> What this task involves
Output each entry that follows exactly. Images stay out.
___ Listed records ___
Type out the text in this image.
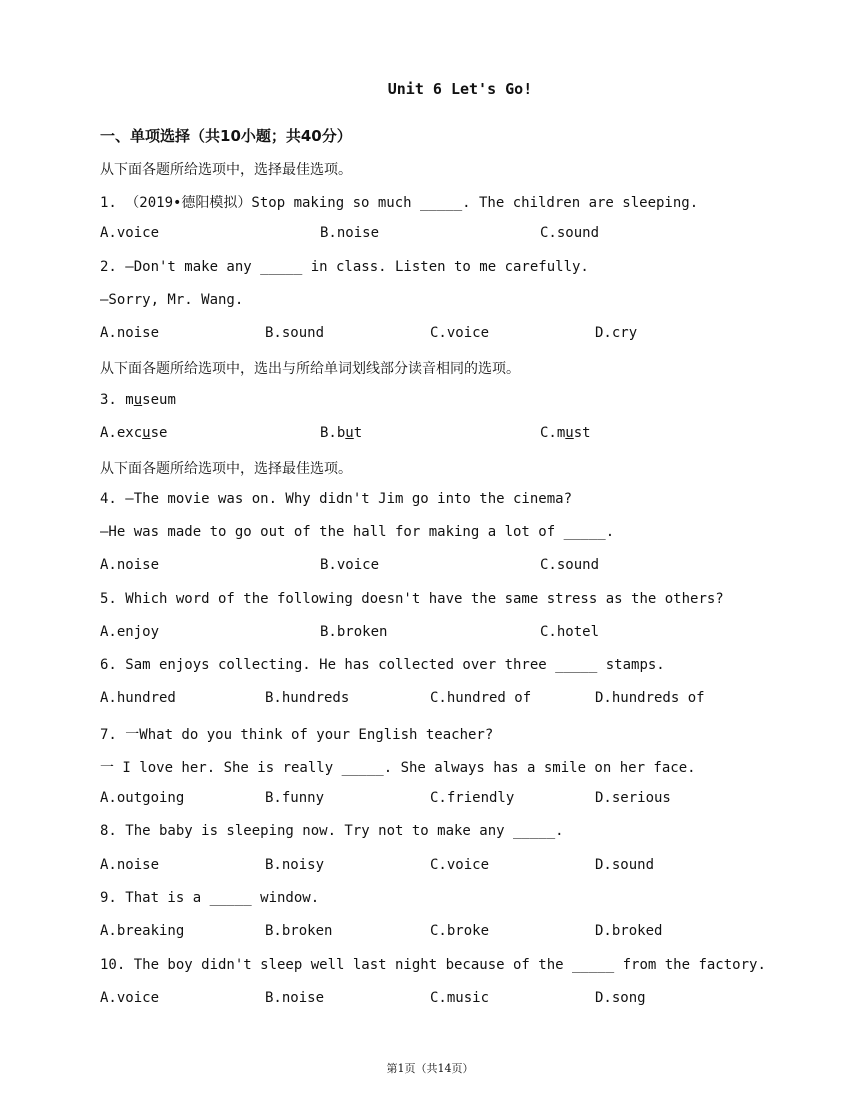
Unit 6 Let's Go!
一、单项选择（共10小题；共40分）
从下面各题所给选项中，选择最佳选项。
1. （2019•德阳模拟）Stop making so much _____. The children are sleeping.
A.voice	B.noise	C.sound
2. —Don't make any _____ in class. Listen to me carefully.
—Sorry, Mr. Wang.
A.noise	B.sound	C.voice	D.cry
从下面各题所给选项中，选出与所给单词划线部分读音相同的选项。
3. museum
A.excuse	B.but	C.must
从下面各题所给选项中，选择最佳选项。
4. —The movie was on. Why didn't Jim go into the cinema?
—He was made to go out of the hall for making a lot of _____.
A.noise	B.voice	C.sound
5. Which word of the following doesn't have the same stress as the others?
A.enjoy	B.broken	C.hotel
6. Sam enjoys collecting. He has collected over three _____ stamps.
A.hundred	B.hundreds	C.hundred of	D.hundreds of
7. 一What do you think of your English teacher?
一 I love her. She is really _____. She always has a smile on her face.
A.outgoing	B.funny	C.friendly	D.serious
8. The baby is sleeping now. Try not to make any _____.
A.noise	B.noisy	C.voice	D.sound
9. That is a _____ window.
A.breaking	B.broken	C.broke	D.broked
10. The boy didn't sleep well last night because of the _____ from the factory.
A.voice	B.noise	C.music	D.song
第1页（共14页）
___
> Answer in full
Type out the text in this image.
Unit 6 Let's Go!
一、单项选择（共10小题；共40分）
从下面各题所给选项中，选择最佳选项。
1. （2019•德阳模拟）Stop making so much _____. The children are sleeping.
A.voice	B.noise	C.sound
2. —Don't make any _____ in class. Listen to me carefully.
—Sorry, Mr. Wang.
A.noise	B.sound	C.voice	D.cry
从下面各题所给选项中，选出与所给单词划线部分读音相同的选项。
3. museum
A.excuse	B.but	C.must
从下面各题所给选项中，选择最佳选项。
4. —The movie was on. Why didn't Jim go into the cinema?
—He was made to go out of the hall for making a lot of _____.
A.noise	B.voice	C.sound
5. Which word of the following doesn't have the same stress as the others?
A.enjoy	B.broken	C.hotel
6. Sam enjoys collecting. He has collected over three _____ stamps.
A.hundred	B.hundreds	C.hundred of	D.hundreds of
7. 一What do you think of your English teacher?
一 I love her. She is really _____. She always has a smile on her face.
A.outgoing	B.funny	C.friendly	D.serious
8. The baby is sleeping now. Try not to make any _____.
A.noise	B.noisy	C.voice	D.sound
9. That is a _____ window.
A.breaking	B.broken	C.broke	D.broked
10. The boy didn't sleep well last night because of the _____ from the factory.
A.voice	B.noise	C.music	D.song
第1页（共14页）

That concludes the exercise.